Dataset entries

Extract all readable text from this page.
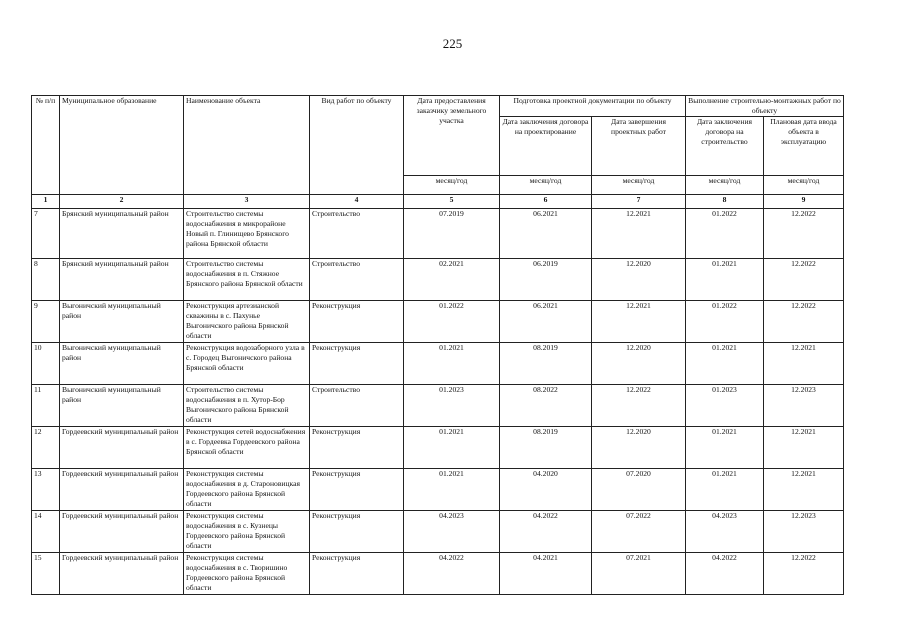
225
№ п/п	Муниципальное образование	Наименование объекта	Вид работ по объекту	Дата предоставления заказчику земельного участка	Подготовка проектной документации по объекту		Выполнение строительно-монтажных работ по объекту	
					Дата заключения договора на проектирование	Дата завершения проектных работ	Дата заключения договора на строительство	Плановая дата ввода объекта в эксплуатацию
				месяц/год	месяц/год	месяц/год	месяц/год	месяц/год
1	2	3	4	5	6	7	8	9
7	Брянский муниципальный район	Строительство системы водоснабжения в микрорайоне Новый п. Глинищево Брянского района Брянской области	Строительство	07.2019	06.2021	12.2021	01.2022	12.2022
8	Брянский муниципальный район	Строительство системы водоснабжения в п. Стяжное Брянского района Брянской области	Строительство	02.2021	06.2019	12.2020	01.2021	12.2022
9	Выгоничский муниципальный район	Реконструкция артезианской скважины в с. Пахунье Выгоничского района Брянской области	Реконструкция	01.2022	06.2021	12.2021	01.2022	12.2022
10	Выгоничский муниципальный район	Реконструкция водозаборного узла в с. Городец Выгоничского района Брянской области	Реконструкция	01.2021	08.2019	12.2020	01.2021	12.2021
11	Выгоничский муниципальный район	Строительство системы водоснабжения в п. Хутор-Бор Выгоничского района Брянской области	Строительство	01.2023	08.2022	12.2022	01.2023	12.2023
12	Гордеевский муниципальный район	Реконструкция сетей водоснабжения в с. Гордеевка Гордеевского района Брянской области	Реконструкция	01.2021	08.2019	12.2020	01.2021	12.2021
13	Гордеевский муниципальный район	Реконструкция системы водоснабжения в д. Староновицкая Гордеевского района Брянской области	Реконструкция	01.2021	04.2020	07.2020	01.2021	12.2021
14	Гордеевский муниципальный район	Реконструкция системы водоснабжения в с. Кузнецы Гордеевского района Брянской области	Реконструкция	04.2023	04.2022	07.2022	04.2023	12.2023
15	Гордеевский муниципальный район	Реконструкция системы водоснабжения в с. Творишино Гордеевского района Брянской области	Реконструкция	04.2022	04.2021	07.2021	04.2022	12.2022
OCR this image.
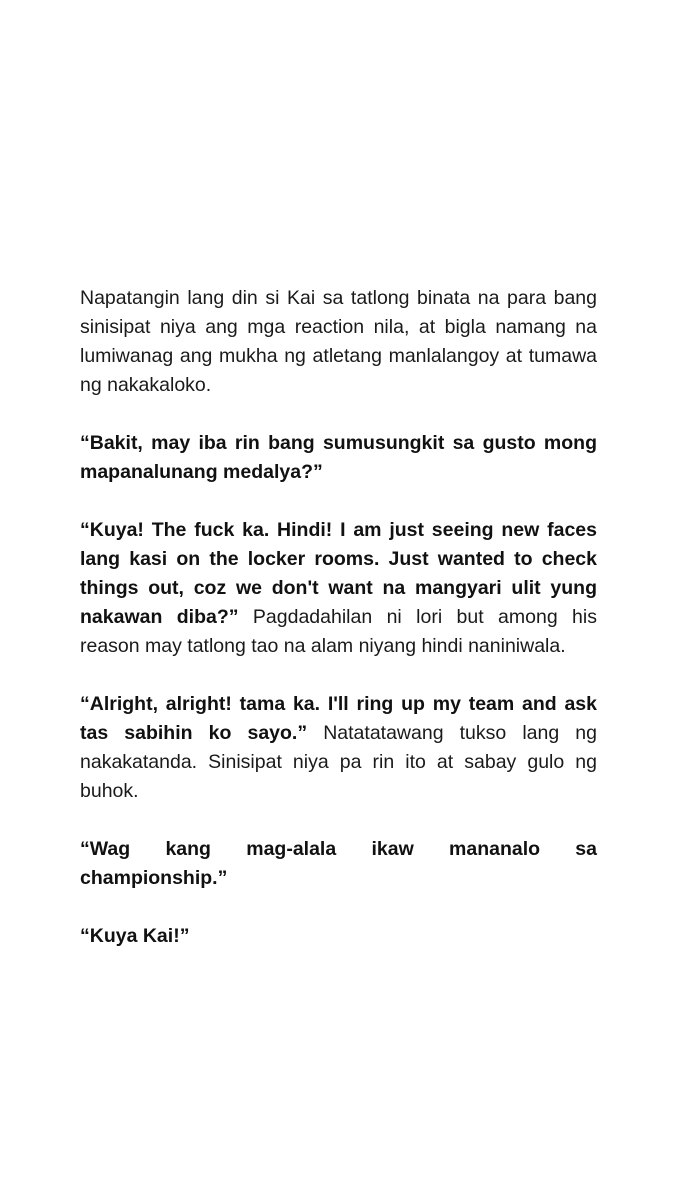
Napatangin lang din si Kai sa tatlong binata na para bang sinisipat niya ang mga reaction nila, at bigla namang na lumiwanag ang mukha ng atletang manlalangoy at tumawa ng nakakaloko.

“Bakit, may iba rin bang sumusungkit sa gusto mong mapanalunang medalya?”

“Kuya! The fuck ka. Hindi! I am just seeing new faces lang kasi on the locker rooms. Just wanted to check things out, coz we don't want na mangyari ulit yung nakawan diba?” Pagdadahilan ni lori but among his reason may tatlong tao na alam niyang hindi naniniwala.

“Alright, alright! tama ka. I'll ring up my team and ask tas sabihin ko sayo.” Natatatawang tukso lang ng nakakatanda. Sinisipat niya pa rin ito at sabay gulo ng buhok.

“Wag kang mag-alala ikaw mananalo sa championship.”

“Kuya Kai!”
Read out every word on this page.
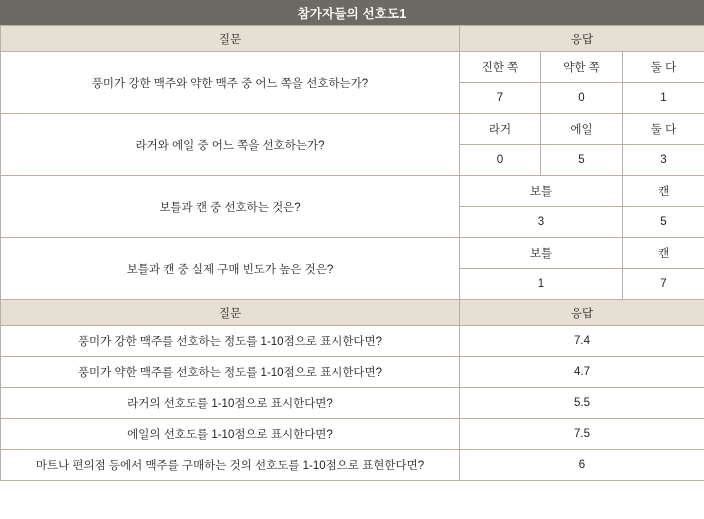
참가자들의 선호도1
질문	응답		
풍미가 강한 맥주와 약한 맥주 중 어느 쪽을 선호하는가?	진한 쪽	약한 쪽	둘 다
	7	0	1
라거와 에일 중 어느 쪽을 선호하는가?	라거	에일	둘 다
	0	5	3
보틀과 캔 중 선호하는 것은?	보틀		캔
	3		5
보틀과 캔 중 실제 구매 빈도가 높은 것은?	보틀		캔
	1		7
질문	응답		
풍미가 강한 맥주를 선호하는 정도를 1-10점으로 표시한다면?	7.4		
풍미가 약한 맥주를 선호하는 정도를 1-10점으로 표시한다면?	4.7		
라거의 선호도를 1-10점으로 표시한다면?	5.5		
에일의 선호도를 1-10점으로 표시한다면?	7.5		
마트나 편의점 등에서 맥주를 구매하는 것의 선호도를 1-10점으로 표현한다면?	6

| OBJECTIVE |
Give again exactly the lines from the one holding "Read out every word on this page." to the final line of the records, both ends included; any pictures stay out.

| COMPLETE OUTPUT |
Read out every word on this page.
참가자들의 선호도1
질문	응답		
풍미가 강한 맥주와 약한 맥주 중 어느 쪽을 선호하는가?	진한 쪽	약한 쪽	둘 다
	7	0	1
라거와 에일 중 어느 쪽을 선호하는가?	라거	에일	둘 다
	0	5	3
보틀과 캔 중 선호하는 것은?	보틀		캔
	3		5
보틀과 캔 중 실제 구매 빈도가 높은 것은?	보틀		캔
	1		7
질문	응답		
풍미가 강한 맥주를 선호하는 정도를 1-10점으로 표시한다면?	7.4		
풍미가 약한 맥주를 선호하는 정도를 1-10점으로 표시한다면?	4.7		
라거의 선호도를 1-10점으로 표시한다면?	5.5		
에일의 선호도를 1-10점으로 표시한다면?	7.5		
마트나 편의점 등에서 맥주를 구매하는 것의 선호도를 1-10점으로 표현한다면?	6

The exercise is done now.